* _GIVEN RECORDS_:
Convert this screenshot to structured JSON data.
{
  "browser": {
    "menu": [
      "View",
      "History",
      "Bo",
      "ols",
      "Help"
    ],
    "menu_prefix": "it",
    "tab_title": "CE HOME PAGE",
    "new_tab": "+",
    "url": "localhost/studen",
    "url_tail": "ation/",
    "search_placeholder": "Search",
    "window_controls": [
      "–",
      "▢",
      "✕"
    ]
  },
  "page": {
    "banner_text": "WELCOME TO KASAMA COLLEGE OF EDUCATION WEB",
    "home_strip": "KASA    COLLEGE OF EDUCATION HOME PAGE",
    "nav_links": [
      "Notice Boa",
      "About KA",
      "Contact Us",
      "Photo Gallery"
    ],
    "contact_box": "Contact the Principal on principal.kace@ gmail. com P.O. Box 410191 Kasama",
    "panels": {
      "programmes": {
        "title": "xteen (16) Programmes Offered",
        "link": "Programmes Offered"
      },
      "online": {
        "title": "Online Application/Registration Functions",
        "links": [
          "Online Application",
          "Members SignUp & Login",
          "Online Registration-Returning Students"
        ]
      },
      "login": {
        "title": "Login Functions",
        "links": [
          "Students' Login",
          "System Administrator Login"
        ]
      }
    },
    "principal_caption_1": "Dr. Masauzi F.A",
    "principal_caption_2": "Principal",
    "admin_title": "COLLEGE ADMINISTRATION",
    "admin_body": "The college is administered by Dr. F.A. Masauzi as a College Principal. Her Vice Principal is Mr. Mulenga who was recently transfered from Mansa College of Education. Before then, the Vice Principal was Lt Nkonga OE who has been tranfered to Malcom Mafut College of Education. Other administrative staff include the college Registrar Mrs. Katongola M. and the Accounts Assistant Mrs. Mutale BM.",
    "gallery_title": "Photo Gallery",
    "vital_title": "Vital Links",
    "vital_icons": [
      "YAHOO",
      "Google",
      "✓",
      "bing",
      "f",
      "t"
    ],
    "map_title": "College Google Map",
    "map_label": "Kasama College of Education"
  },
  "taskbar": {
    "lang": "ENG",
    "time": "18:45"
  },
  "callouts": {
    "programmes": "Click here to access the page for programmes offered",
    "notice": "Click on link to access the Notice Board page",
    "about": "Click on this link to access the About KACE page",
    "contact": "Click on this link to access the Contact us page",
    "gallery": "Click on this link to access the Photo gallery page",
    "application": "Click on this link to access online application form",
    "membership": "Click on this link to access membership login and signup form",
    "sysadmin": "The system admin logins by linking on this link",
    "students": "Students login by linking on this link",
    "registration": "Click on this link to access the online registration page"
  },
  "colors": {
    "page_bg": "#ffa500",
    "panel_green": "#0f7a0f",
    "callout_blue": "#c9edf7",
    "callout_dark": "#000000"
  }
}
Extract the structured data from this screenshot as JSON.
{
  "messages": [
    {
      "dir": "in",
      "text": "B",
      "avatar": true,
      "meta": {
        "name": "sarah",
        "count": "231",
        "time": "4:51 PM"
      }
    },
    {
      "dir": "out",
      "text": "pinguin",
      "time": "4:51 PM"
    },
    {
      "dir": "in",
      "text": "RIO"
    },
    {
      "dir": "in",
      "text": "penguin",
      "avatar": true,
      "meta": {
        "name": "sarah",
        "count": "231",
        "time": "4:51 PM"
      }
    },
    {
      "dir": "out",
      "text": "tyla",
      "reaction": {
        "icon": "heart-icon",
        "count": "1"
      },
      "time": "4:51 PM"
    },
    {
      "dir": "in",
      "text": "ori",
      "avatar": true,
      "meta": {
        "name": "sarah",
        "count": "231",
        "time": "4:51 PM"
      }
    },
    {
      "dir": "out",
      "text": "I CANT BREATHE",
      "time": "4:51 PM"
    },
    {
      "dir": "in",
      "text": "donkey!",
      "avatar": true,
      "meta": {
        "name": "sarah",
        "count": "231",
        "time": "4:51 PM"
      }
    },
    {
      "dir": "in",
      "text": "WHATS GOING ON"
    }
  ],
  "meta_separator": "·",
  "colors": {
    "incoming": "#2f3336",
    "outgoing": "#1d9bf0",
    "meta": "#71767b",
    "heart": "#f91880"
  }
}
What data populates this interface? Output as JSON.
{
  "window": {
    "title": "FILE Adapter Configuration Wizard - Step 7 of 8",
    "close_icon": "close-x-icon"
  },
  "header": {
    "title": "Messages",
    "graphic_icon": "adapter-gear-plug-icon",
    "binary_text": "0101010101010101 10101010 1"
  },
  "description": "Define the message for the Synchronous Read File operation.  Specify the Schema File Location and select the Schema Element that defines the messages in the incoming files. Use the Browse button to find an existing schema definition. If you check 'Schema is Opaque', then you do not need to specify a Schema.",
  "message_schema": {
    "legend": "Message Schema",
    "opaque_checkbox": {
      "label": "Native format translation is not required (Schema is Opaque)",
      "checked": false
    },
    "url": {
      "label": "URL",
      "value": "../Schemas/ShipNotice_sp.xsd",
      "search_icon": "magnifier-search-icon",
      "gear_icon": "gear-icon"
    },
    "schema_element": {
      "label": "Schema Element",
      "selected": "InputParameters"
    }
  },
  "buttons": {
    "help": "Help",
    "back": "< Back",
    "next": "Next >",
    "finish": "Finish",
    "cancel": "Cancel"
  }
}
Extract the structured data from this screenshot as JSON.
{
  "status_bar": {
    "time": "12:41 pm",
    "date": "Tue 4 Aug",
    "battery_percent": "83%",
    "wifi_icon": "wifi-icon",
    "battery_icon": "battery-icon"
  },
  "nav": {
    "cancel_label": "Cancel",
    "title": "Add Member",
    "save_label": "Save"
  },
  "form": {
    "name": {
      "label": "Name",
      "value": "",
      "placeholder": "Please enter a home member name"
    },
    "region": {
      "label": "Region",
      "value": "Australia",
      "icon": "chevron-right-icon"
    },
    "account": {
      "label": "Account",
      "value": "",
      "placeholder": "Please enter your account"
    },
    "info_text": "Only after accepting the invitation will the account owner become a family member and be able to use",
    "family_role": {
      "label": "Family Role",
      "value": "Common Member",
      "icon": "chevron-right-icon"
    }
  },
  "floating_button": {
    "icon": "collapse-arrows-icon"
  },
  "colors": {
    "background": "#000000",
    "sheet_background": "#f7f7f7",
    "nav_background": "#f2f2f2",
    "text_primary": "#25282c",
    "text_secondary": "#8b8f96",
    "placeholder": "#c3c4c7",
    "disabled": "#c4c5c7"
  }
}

* _GIVEN PROBLEM_: Report all lines of the data above that include the string "JSON".

* _COMPLETED EXERCISE_:
Convert this screenshot to structured JSON data.
Extract the structured data from this screenshot as JSON.
What data populates this interface? Output as JSON.
Extract the structured data from this screenshot as JSON.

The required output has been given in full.